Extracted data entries
• • •

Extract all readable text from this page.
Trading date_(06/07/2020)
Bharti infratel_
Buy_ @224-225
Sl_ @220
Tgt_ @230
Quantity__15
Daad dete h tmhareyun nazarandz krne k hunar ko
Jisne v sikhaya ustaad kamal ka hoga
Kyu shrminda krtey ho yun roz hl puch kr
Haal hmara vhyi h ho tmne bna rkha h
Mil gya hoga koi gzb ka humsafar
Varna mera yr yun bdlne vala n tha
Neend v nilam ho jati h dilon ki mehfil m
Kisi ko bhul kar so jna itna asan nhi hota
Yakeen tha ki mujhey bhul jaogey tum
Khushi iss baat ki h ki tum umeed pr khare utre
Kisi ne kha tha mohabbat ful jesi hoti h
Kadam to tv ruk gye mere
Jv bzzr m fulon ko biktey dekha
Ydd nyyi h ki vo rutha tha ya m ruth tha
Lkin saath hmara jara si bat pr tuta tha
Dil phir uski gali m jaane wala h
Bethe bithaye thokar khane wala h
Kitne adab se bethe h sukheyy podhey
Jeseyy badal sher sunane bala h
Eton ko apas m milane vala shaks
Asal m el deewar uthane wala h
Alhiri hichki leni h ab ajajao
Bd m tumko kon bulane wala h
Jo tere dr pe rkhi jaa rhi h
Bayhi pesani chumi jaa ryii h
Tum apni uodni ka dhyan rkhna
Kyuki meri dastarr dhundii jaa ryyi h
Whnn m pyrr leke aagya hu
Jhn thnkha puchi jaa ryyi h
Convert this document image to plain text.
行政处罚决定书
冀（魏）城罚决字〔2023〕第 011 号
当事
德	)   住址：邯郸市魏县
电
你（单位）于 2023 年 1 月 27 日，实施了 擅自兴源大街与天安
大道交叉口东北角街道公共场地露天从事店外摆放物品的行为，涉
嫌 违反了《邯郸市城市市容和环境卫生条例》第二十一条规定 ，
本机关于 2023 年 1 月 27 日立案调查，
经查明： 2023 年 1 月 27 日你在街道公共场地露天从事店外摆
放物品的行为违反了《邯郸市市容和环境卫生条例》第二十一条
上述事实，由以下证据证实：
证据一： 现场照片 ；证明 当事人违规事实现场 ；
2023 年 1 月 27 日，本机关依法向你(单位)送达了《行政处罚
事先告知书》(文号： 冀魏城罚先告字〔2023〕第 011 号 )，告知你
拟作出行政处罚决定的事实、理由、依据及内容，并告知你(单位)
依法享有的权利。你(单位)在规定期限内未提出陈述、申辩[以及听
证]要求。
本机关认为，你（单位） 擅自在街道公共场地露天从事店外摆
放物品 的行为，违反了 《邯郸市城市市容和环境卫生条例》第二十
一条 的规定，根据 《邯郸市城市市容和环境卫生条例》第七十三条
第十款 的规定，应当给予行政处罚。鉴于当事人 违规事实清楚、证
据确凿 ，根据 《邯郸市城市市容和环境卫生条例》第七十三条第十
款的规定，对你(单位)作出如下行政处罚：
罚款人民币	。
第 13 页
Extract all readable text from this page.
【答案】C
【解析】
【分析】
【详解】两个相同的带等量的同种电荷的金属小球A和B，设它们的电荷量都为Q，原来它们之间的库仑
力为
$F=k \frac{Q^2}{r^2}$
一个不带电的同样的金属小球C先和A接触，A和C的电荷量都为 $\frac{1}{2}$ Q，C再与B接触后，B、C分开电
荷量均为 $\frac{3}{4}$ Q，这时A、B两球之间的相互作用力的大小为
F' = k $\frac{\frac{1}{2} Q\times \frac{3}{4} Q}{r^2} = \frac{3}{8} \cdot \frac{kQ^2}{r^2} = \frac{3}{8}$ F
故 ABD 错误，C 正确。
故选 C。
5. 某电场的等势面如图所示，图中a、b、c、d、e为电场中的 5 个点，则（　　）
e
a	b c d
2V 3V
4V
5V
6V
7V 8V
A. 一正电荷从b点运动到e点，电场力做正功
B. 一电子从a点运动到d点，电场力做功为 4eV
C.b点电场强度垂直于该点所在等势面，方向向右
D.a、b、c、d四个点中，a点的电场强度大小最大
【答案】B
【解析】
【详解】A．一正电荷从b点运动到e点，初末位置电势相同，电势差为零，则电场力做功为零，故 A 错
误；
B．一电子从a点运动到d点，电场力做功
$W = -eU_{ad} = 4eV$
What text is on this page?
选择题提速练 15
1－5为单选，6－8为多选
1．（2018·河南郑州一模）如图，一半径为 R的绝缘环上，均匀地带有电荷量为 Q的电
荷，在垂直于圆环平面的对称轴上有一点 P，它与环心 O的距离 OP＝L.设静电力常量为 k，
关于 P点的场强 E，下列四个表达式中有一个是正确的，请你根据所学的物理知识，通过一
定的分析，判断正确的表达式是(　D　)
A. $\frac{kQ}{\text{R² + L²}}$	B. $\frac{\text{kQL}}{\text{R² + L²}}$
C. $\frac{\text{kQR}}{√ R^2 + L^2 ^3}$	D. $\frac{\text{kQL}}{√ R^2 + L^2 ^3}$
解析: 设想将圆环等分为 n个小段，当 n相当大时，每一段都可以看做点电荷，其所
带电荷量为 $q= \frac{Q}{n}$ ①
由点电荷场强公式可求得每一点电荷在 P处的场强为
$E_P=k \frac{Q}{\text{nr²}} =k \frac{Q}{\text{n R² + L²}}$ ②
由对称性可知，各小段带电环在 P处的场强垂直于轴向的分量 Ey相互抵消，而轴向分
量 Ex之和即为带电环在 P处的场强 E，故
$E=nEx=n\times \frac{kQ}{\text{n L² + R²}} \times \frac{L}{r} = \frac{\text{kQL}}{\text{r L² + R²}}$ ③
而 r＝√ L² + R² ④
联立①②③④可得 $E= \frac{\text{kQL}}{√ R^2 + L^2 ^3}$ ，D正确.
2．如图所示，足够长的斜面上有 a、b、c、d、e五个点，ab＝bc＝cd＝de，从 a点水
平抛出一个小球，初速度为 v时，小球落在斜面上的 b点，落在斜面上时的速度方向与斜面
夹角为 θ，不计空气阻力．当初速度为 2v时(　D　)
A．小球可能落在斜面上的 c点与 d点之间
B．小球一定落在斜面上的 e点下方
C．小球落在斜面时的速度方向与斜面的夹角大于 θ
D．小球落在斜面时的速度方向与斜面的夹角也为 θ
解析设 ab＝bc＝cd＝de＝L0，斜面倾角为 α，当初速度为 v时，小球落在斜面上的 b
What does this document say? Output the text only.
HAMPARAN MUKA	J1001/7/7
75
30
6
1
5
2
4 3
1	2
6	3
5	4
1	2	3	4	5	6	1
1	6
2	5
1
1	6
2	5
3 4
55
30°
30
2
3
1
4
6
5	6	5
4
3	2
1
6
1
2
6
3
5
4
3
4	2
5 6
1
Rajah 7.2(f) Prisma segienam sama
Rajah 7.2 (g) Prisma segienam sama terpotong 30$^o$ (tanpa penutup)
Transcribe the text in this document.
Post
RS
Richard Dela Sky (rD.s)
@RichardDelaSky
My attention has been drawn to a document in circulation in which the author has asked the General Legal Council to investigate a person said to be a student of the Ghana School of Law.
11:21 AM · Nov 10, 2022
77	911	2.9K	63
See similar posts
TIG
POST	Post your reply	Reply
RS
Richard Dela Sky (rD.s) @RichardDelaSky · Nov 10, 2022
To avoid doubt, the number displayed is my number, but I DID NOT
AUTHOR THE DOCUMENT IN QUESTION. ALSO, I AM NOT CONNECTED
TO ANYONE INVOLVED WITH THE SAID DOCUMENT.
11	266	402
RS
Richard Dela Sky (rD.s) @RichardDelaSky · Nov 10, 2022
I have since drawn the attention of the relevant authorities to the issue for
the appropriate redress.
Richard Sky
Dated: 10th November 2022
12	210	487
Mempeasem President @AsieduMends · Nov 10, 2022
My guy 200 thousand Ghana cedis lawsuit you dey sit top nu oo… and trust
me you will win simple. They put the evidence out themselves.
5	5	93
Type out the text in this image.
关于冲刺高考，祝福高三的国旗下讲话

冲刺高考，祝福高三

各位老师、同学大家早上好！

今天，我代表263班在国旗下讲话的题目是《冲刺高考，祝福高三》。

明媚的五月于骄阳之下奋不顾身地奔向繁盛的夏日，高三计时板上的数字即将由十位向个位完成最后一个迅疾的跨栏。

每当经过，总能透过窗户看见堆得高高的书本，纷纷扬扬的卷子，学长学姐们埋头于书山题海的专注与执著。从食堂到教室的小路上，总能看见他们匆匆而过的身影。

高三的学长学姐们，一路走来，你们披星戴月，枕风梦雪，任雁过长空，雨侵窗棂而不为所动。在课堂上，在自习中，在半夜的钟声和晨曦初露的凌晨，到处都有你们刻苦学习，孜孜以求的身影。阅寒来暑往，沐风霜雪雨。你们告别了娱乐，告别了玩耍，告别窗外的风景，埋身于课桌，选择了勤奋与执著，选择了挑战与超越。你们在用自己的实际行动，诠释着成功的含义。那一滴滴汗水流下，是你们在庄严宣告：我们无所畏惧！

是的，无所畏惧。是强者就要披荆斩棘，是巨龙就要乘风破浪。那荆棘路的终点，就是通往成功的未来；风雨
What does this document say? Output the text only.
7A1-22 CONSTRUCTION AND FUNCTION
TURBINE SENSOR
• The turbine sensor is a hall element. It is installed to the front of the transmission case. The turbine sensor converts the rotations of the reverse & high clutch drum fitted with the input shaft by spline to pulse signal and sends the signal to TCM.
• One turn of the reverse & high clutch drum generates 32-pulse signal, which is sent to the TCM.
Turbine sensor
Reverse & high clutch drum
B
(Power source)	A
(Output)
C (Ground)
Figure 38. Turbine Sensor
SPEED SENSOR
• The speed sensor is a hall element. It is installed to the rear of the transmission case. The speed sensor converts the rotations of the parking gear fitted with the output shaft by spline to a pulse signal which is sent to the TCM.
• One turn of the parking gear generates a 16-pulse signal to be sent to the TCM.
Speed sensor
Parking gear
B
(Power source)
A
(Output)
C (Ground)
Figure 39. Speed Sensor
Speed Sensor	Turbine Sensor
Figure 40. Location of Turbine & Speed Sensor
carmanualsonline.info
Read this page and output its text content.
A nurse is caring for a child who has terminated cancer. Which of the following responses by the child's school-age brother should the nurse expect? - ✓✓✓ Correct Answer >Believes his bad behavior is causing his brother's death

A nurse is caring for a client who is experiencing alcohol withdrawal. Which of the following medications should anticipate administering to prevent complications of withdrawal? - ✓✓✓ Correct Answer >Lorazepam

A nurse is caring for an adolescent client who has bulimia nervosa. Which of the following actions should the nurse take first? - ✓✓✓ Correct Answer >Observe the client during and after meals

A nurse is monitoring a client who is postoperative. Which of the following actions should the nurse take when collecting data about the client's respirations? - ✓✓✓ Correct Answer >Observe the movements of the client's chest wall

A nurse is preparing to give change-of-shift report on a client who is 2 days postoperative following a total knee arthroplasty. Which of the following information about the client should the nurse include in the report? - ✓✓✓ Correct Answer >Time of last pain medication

• • •

(Your instructions) Within the listing above, find every line containing the string "drawn" and return it.

(Response to the task)
My attention has been drawn to a document in circulation in which the author has asked the General Legal Council to investigate a person said to be a student of the Ghana School of Law.
I have since drawn the attention of the relevant authorities to the issue for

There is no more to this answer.